Report how many lines contain "бога"; state the number and nothing else.
□ □ □
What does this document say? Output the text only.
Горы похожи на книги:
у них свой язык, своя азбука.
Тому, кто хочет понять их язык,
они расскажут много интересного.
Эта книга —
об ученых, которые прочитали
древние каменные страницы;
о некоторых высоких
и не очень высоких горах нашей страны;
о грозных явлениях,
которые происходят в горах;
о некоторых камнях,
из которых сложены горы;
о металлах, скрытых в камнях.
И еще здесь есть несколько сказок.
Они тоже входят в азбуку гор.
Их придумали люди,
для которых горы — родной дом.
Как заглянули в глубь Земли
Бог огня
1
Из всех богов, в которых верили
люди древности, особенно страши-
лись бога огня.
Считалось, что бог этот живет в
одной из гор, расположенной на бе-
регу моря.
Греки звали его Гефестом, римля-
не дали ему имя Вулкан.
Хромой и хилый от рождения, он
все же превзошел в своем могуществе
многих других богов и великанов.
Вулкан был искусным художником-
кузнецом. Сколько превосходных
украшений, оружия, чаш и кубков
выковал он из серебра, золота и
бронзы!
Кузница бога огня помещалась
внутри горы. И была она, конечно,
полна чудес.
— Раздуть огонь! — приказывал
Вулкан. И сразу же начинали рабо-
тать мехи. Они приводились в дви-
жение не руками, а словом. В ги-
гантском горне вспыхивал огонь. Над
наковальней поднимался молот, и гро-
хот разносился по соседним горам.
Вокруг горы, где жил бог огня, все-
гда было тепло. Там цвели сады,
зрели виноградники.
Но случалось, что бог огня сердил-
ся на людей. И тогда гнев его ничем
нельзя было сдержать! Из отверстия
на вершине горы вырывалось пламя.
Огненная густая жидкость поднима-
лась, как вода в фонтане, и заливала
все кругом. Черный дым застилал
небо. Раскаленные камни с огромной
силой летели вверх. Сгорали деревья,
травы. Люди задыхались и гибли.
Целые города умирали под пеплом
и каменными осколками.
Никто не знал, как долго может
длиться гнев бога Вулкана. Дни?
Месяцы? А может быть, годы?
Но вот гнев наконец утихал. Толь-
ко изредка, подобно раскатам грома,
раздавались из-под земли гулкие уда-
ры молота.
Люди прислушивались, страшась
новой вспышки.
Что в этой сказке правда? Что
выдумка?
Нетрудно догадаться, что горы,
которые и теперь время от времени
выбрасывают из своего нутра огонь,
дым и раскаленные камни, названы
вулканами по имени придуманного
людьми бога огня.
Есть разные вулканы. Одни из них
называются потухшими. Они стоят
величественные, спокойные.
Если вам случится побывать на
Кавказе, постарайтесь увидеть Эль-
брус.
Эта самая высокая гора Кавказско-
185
□ □ □
The response: 4